Where the word "title" shows up in the entries below, please copy the whole line.

--- START ---

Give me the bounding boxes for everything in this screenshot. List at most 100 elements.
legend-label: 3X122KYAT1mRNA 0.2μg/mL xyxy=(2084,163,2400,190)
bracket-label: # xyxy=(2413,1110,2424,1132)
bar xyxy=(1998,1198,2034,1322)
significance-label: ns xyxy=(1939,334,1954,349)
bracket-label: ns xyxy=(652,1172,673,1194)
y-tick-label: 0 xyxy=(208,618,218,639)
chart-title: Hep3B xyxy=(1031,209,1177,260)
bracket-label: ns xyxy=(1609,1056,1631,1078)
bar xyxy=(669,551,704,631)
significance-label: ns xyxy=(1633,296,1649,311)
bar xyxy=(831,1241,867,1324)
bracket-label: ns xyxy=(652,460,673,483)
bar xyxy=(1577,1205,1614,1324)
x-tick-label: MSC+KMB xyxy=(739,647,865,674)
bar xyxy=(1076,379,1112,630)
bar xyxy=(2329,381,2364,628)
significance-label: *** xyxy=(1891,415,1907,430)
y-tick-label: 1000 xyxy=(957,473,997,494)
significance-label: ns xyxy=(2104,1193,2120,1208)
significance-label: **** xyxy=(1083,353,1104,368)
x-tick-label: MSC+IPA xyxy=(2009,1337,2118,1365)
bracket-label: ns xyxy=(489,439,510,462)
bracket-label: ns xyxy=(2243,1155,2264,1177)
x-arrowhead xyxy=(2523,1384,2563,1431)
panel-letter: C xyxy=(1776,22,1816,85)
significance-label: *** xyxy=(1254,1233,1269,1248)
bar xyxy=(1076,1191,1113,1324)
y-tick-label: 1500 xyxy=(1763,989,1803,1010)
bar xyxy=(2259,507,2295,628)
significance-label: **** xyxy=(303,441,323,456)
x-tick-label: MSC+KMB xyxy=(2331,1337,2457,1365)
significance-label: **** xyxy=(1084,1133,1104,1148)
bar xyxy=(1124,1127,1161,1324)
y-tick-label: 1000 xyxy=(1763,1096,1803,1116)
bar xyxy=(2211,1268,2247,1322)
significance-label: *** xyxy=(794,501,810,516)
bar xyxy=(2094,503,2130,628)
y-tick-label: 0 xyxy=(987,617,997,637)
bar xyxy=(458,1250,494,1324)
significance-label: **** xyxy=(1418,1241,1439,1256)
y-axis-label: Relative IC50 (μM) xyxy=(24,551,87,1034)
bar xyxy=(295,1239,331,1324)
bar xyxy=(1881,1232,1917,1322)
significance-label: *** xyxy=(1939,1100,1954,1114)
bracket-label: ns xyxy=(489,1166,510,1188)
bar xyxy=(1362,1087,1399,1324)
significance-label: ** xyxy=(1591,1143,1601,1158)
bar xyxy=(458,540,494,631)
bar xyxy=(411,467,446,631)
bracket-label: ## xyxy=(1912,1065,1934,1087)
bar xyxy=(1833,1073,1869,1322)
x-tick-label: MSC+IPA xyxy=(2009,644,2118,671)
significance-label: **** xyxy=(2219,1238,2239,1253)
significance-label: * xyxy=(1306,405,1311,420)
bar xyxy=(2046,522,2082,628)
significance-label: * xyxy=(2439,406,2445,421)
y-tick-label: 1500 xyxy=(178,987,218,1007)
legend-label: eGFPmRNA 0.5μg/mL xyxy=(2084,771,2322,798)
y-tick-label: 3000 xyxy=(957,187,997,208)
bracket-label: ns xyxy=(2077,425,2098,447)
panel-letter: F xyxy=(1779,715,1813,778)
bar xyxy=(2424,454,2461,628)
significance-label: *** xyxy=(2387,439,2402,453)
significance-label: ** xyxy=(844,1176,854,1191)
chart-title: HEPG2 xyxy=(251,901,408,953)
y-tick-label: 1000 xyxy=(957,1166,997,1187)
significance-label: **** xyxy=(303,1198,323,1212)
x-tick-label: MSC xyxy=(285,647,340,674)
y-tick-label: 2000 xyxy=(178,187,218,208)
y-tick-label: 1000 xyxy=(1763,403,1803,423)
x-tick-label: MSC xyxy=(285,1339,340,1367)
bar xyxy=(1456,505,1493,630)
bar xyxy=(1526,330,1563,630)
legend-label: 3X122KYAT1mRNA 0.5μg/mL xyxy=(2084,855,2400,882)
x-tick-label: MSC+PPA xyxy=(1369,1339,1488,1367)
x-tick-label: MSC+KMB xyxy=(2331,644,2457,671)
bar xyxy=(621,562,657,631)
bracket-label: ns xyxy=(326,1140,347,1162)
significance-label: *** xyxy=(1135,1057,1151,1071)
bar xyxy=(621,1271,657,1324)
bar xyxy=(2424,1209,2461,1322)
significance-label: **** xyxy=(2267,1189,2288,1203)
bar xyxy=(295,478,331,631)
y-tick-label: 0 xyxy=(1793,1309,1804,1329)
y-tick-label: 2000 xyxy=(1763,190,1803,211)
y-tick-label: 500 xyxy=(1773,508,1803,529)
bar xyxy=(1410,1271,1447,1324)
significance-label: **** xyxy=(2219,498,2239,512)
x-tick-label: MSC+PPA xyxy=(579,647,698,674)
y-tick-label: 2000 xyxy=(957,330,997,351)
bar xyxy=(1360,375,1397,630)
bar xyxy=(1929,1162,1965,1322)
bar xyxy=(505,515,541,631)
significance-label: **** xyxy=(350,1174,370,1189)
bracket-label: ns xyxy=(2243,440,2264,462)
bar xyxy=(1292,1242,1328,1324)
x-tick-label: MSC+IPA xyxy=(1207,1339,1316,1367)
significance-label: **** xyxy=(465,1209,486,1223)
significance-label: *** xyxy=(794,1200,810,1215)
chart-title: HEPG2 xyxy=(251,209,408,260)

--- END ---

### Task output
chart-title: Hep3B xyxy=(1031,209,1177,260)
chart-title: HEPG2 xyxy=(251,901,408,953)
chart-title: HEPG2 xyxy=(251,209,408,260)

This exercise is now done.